WHAT THE TASK REQUIRES: Find all lines in the records that include the word "Mangan", and copy them out.

LISTED ENTRIES:
——————

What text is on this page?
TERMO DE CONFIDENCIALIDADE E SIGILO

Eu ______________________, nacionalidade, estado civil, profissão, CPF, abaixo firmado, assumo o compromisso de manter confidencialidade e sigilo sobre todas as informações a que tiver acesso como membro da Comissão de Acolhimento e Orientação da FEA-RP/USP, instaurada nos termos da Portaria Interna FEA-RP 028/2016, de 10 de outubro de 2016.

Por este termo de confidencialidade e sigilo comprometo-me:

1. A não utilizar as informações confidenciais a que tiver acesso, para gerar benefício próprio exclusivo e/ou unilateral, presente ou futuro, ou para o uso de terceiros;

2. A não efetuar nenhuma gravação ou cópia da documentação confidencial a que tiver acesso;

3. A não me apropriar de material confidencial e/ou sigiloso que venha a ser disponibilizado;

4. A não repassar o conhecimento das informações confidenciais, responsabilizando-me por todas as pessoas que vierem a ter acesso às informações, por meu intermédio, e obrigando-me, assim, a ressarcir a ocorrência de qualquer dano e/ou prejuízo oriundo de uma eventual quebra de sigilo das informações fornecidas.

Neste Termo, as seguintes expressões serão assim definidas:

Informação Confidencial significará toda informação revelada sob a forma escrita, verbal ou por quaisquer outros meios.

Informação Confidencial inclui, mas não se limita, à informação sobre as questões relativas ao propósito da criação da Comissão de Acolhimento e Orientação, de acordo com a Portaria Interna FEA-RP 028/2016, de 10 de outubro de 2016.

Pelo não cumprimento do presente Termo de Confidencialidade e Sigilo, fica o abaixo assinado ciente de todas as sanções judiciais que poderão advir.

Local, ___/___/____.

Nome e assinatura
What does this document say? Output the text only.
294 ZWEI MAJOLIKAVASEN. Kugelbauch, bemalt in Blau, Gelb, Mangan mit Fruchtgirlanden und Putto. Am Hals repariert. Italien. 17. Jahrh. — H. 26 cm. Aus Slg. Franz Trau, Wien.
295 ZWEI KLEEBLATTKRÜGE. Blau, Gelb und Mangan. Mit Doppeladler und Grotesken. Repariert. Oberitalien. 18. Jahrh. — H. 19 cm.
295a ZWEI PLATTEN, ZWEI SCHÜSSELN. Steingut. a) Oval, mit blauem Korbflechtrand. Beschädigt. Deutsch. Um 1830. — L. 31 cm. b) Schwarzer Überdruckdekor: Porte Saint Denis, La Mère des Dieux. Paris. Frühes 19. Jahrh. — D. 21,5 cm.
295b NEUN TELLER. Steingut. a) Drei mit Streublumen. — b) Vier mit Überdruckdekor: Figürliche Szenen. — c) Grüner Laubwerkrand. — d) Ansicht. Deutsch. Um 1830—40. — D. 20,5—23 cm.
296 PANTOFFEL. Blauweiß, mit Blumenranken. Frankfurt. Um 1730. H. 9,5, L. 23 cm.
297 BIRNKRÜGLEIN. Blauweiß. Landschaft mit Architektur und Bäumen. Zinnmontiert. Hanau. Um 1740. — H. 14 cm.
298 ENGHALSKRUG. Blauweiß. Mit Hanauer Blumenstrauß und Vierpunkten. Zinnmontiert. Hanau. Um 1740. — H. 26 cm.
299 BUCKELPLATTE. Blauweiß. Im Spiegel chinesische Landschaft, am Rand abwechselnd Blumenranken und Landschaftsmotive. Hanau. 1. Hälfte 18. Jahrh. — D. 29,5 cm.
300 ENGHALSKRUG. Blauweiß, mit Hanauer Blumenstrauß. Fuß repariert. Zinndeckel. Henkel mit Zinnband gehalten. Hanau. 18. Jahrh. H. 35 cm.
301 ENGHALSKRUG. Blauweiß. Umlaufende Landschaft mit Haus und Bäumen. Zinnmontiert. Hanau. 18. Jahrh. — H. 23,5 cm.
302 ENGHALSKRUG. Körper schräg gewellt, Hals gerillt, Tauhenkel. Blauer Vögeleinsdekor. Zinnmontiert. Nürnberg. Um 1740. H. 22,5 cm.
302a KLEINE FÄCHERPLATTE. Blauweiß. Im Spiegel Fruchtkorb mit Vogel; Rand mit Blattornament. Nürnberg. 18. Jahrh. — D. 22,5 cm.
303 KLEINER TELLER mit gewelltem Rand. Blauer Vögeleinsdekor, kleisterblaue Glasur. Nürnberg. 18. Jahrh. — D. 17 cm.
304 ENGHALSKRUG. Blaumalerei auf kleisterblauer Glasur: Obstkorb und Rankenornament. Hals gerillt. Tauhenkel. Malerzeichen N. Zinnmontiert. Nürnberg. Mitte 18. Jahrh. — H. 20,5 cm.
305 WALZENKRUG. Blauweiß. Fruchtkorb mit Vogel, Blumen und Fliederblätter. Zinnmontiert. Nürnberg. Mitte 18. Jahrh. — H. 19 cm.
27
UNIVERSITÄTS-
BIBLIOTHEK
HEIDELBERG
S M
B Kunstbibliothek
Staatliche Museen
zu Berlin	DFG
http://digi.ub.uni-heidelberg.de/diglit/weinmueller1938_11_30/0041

——————

THE RESPONSE:
294 ZWEI MAJOLIKAVASEN. Kugelbauch, bemalt in Blau, Gelb, Mangan mit Fruchtgirlanden und Putto. Am Hals repariert. Italien. 17. Jahrh. — H. 26 cm. Aus Slg. Franz Trau, Wien.
295 ZWEI KLEEBLATTKRÜGE. Blau, Gelb und Mangan. Mit Doppeladler und Grotesken. Repariert. Oberitalien. 18. Jahrh. — H. 19 cm.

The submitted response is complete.